INSTRUCTIONS:
(1) According to the text on German cataloging rules, where were the Paris Principles drawn up?
(2) List every individual year that the text on German cataloging rules gives as a four-digit number, not counting decades.
(3) Please reproduce the text on German cataloging rules, starting at "Cataloguing rules in" and ending at "for the RAK.".

SOURCE PASSAGE:
** Start **

= Regeln für die alphabetische Katalogisierung =

Cataloguing rules in German-speaking countries

The Regeln für die alphabetische Katalogisierung or RAK (also known as Regeln der alphabetischen Katalogisierung, translating as: Rules for alphabetical cataloging) are a bibliographic cataloging set of rules. The RAK rules appeared for the first time in 1976 and became the dominant set of rules in Germany and Austria in the 1980s.

The theoretical model on which the RAK rules were based on are the "Paris Principles" (PP), drawn up in 1961 at a conference of the International Federation of Library Associations and Institutions (IFLA). The International Standard Bibliographic Description (ISBD), which has existed since 1971, formed the further basis for the RAK.

Like their counterpart from the English-speaking world, the Anglo-American Cataloging Rules (AACR), the RAK rules are very complex and, despite their suitability for creating electronic library catalogs, they are still strongly oriented towards card catalogs. Forms of headings in the original language of the medium to be cataloged and a priority of purely formal decision-making criteria, for example when a corporation is chosen as the main entry, are characteristic for RAK.

Since 2015, the RAK is being replaced by the international Resource Description and Access (RDA) set of rules.

== History ==
The first edition of the RAK appeared in 1976 in the German Democratic Republic (GDR/DDR) and a year later in the Federal Republic of Germany (FRG/BRD). They formed the long-awaited replacement of the outdated Preußische Instruktionen (PI) (English: Prussian instructions), introduced in 1899 and expanded by DIN 1505 in 1932.

The development of a fundamentally renewed revision called RAK2 was discontinued in the course of the discussion about switching to AACR2. The successor to AACR2 is the Resource Description and Access (RDA) set of rules.

** End **

DATA EXCERPT:
** Start **

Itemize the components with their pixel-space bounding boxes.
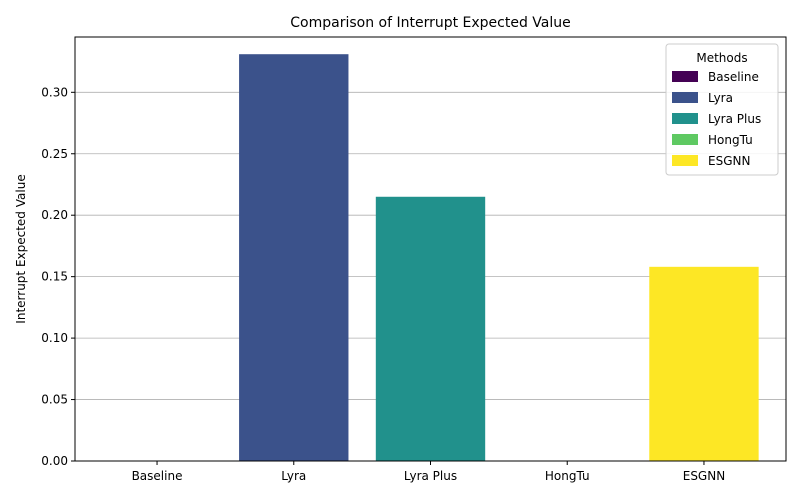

** End **

ANSWERS FOR THE EXERCISE:
(1) At a 1961 conference of the International Federation of Library Associations and Institutions (IFLA).

(2) 1976, 1961, 1971, 2015, 1899, 1932

(3)
Cataloguing rules in German-speaking countries

The Regeln für die alphabetische Katalogisierung or RAK (also known as Regeln der alphabetischen Katalogisierung, translating as: Rules for alphabetical cataloging) are a bibliographic cataloging set of rules. The RAK rules appeared for the first time in 1976 and became the dominant set of rules in Germany and Austria in the 1980s.

The theoretical model on which the RAK rules were based on are the "Paris Principles" (PP), drawn up in 1961 at a conference of the International Federation of Library Associations and Institutions (IFLA). The International Standard Bibliographic Description (ISBD), which has existed since 1971, formed the further basis for the RAK.